Data for analysis below:

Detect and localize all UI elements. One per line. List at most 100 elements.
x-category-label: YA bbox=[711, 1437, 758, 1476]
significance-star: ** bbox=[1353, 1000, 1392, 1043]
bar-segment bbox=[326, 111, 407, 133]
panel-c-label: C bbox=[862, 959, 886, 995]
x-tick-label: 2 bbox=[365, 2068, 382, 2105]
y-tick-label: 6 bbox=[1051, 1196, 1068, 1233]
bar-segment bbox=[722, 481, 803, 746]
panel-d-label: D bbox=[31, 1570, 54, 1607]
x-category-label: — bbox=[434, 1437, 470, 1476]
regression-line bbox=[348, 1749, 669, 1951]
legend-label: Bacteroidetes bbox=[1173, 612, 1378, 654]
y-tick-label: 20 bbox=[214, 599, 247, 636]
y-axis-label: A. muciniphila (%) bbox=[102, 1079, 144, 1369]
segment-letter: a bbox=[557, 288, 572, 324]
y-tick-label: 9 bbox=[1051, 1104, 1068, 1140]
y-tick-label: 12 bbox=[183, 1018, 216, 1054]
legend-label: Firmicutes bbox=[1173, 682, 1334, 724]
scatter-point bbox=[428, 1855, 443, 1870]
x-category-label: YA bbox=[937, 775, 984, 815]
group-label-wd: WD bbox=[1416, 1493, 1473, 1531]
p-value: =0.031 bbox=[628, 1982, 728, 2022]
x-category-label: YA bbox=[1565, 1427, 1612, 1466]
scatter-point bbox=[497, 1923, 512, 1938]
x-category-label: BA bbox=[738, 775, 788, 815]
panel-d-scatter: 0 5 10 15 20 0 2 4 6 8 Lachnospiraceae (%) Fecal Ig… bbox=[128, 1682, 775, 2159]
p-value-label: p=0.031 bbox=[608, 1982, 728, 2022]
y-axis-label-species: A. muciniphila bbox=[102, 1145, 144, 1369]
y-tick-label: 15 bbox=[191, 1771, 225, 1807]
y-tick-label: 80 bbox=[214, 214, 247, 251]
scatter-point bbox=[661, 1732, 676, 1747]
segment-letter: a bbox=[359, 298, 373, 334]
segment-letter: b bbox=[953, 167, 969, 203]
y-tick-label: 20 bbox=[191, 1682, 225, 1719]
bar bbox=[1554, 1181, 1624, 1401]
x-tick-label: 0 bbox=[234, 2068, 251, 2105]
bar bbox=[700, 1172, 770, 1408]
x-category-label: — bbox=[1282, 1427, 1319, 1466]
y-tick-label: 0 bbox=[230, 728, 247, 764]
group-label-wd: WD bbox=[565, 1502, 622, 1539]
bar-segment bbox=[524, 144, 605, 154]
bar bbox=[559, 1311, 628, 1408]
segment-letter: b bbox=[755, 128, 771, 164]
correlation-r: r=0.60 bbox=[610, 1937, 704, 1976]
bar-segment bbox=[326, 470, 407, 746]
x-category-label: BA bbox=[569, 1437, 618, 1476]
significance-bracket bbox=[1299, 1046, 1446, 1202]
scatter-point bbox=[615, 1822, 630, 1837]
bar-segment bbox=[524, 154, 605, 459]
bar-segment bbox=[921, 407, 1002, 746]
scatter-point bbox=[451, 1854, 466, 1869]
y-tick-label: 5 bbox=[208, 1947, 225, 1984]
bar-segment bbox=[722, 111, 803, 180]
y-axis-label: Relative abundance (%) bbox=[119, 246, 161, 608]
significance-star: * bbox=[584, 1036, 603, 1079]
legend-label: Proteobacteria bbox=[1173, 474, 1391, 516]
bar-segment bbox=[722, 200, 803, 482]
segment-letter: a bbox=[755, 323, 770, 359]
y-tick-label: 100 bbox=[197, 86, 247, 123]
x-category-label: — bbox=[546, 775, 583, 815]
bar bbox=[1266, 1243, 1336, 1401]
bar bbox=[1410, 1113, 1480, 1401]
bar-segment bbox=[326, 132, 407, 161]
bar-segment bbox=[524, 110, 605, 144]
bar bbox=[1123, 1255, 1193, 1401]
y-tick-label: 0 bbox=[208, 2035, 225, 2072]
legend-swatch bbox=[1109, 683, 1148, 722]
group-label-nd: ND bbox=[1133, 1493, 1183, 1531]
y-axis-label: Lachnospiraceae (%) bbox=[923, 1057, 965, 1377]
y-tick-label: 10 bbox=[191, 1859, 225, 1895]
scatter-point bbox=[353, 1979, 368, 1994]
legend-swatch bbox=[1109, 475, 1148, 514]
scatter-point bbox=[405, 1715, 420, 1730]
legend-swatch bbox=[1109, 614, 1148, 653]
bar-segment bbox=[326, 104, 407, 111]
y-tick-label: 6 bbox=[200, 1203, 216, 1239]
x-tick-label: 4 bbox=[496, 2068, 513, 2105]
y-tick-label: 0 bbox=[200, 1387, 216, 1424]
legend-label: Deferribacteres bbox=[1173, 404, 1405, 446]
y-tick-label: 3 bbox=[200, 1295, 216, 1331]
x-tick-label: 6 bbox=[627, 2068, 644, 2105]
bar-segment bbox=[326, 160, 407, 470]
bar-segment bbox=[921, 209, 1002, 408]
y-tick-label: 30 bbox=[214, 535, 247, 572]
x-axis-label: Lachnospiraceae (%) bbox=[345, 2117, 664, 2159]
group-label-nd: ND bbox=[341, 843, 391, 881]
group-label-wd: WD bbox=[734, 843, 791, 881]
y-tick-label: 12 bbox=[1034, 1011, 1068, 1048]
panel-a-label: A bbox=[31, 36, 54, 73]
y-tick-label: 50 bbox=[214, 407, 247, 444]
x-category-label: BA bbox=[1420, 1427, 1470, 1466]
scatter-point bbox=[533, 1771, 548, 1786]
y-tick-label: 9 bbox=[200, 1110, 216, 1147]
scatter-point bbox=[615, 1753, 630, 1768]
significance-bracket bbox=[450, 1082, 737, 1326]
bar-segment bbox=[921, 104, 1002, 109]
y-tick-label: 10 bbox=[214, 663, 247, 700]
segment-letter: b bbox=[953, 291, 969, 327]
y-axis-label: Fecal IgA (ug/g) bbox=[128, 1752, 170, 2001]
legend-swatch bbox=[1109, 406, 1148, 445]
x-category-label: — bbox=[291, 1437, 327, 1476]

End of Data for analysis.

▶ _What the task asks_:
Restate the material exactly as given.

▶ _Response area_:
Detect and localize all UI elements. One per line. List at most 100 elements.
x-category-label: YA bbox=[711, 1437, 758, 1476]
significance-star: ** bbox=[1353, 1000, 1392, 1043]
bar-segment bbox=[326, 111, 407, 133]
panel-c-label: C bbox=[862, 959, 886, 995]
x-tick-label: 2 bbox=[365, 2068, 382, 2105]
y-tick-label: 6 bbox=[1051, 1196, 1068, 1233]
bar-segment bbox=[722, 481, 803, 746]
panel-d-label: D bbox=[31, 1570, 54, 1607]
x-category-label: — bbox=[434, 1437, 470, 1476]
regression-line bbox=[348, 1749, 669, 1951]
legend-label: Bacteroidetes bbox=[1173, 612, 1378, 654]
y-tick-label: 20 bbox=[214, 599, 247, 636]
y-axis-label: A. muciniphila (%) bbox=[102, 1079, 144, 1369]
segment-letter: a bbox=[557, 288, 572, 324]
y-tick-label: 9 bbox=[1051, 1104, 1068, 1140]
y-tick-label: 12 bbox=[183, 1018, 216, 1054]
legend-label: Firmicutes bbox=[1173, 682, 1334, 724]
scatter-point bbox=[428, 1855, 443, 1870]
x-category-label: YA bbox=[937, 775, 984, 815]
group-label-wd: WD bbox=[1416, 1493, 1473, 1531]
p-value: =0.031 bbox=[628, 1982, 728, 2022]
x-category-label: YA bbox=[1565, 1427, 1612, 1466]
scatter-point bbox=[497, 1923, 512, 1938]
x-category-label: BA bbox=[738, 775, 788, 815]
panel-d-scatter: 0 5 10 15 20 0 2 4 6 8 Lachnospiraceae (%) Fecal Ig… bbox=[128, 1682, 775, 2159]
p-value-label: p=0.031 bbox=[608, 1982, 728, 2022]
y-axis-label-species: A. muciniphila bbox=[102, 1145, 144, 1369]
y-tick-label: 15 bbox=[191, 1771, 225, 1807]
y-tick-label: 80 bbox=[214, 214, 247, 251]
scatter-point bbox=[661, 1732, 676, 1747]
segment-letter: a bbox=[359, 298, 373, 334]
segment-letter: b bbox=[953, 167, 969, 203]
y-tick-label: 20 bbox=[191, 1682, 225, 1719]
bar bbox=[1554, 1181, 1624, 1401]
x-tick-label: 0 bbox=[234, 2068, 251, 2105]
bar bbox=[700, 1172, 770, 1408]
x-category-label: — bbox=[1282, 1427, 1319, 1466]
y-tick-label: 0 bbox=[230, 728, 247, 764]
group-label-wd: WD bbox=[565, 1502, 622, 1539]
bar-segment bbox=[524, 144, 605, 154]
bar bbox=[559, 1311, 628, 1408]
segment-letter: b bbox=[755, 128, 771, 164]
correlation-r: r=0.60 bbox=[610, 1937, 704, 1976]
bar-segment bbox=[326, 470, 407, 746]
x-category-label: BA bbox=[569, 1437, 618, 1476]
significance-bracket bbox=[1299, 1046, 1446, 1202]
scatter-point bbox=[615, 1822, 630, 1837]
bar-segment bbox=[524, 154, 605, 459]
bar-segment bbox=[921, 407, 1002, 746]
scatter-point bbox=[451, 1854, 466, 1869]
y-tick-label: 5 bbox=[208, 1947, 225, 1984]
bar-segment bbox=[722, 111, 803, 180]
y-axis-label: Relative abundance (%) bbox=[119, 246, 161, 608]
significance-star: * bbox=[584, 1036, 603, 1079]
legend-label: Proteobacteria bbox=[1173, 474, 1391, 516]
bar-segment bbox=[722, 200, 803, 482]
segment-letter: a bbox=[755, 323, 770, 359]
y-tick-label: 100 bbox=[197, 86, 247, 123]
x-category-label: — bbox=[546, 775, 583, 815]
bar bbox=[1266, 1243, 1336, 1401]
bar bbox=[1410, 1113, 1480, 1401]
bar-segment bbox=[326, 132, 407, 161]
bar-segment bbox=[524, 110, 605, 144]
bar bbox=[1123, 1255, 1193, 1401]
y-tick-label: 0 bbox=[208, 2035, 225, 2072]
legend-swatch bbox=[1109, 683, 1148, 722]
group-label-nd: ND bbox=[1133, 1493, 1183, 1531]
y-axis-label: Lachnospiraceae (%) bbox=[923, 1057, 965, 1377]
y-tick-label: 10 bbox=[191, 1859, 225, 1895]
scatter-point bbox=[353, 1979, 368, 1994]
legend-swatch bbox=[1109, 475, 1148, 514]
scatter-point bbox=[405, 1715, 420, 1730]
legend-swatch bbox=[1109, 614, 1148, 653]
bar-segment bbox=[326, 104, 407, 111]
y-tick-label: 6 bbox=[200, 1203, 216, 1239]
x-tick-label: 4 bbox=[496, 2068, 513, 2105]
y-tick-label: 0 bbox=[200, 1387, 216, 1424]
legend-label: Deferribacteres bbox=[1173, 404, 1405, 446]
y-tick-label: 3 bbox=[200, 1295, 216, 1331]
x-tick-label: 6 bbox=[627, 2068, 644, 2105]
bar-segment bbox=[326, 160, 407, 470]
bar-segment bbox=[921, 209, 1002, 408]
y-tick-label: 30 bbox=[214, 535, 247, 572]
x-axis-label: Lachnospiraceae (%) bbox=[345, 2117, 664, 2159]
group-label-nd: ND bbox=[341, 843, 391, 881]
group-label-wd: WD bbox=[734, 843, 791, 881]
y-tick-label: 12 bbox=[1034, 1011, 1068, 1048]
panel-a-label: A bbox=[31, 36, 54, 73]
y-tick-label: 50 bbox=[214, 407, 247, 444]
x-category-label: BA bbox=[1420, 1427, 1470, 1466]
scatter-point bbox=[533, 1771, 548, 1786]
y-tick-label: 9 bbox=[200, 1110, 216, 1147]
scatter-point bbox=[615, 1753, 630, 1768]
significance-bracket bbox=[450, 1082, 737, 1326]
bar-segment bbox=[921, 104, 1002, 109]
y-tick-label: 10 bbox=[214, 663, 247, 700]
segment-letter: b bbox=[953, 291, 969, 327]
y-axis-label: Fecal IgA (ug/g) bbox=[128, 1752, 170, 2001]
legend-swatch bbox=[1109, 406, 1148, 445]
x-category-label: — bbox=[291, 1437, 327, 1476]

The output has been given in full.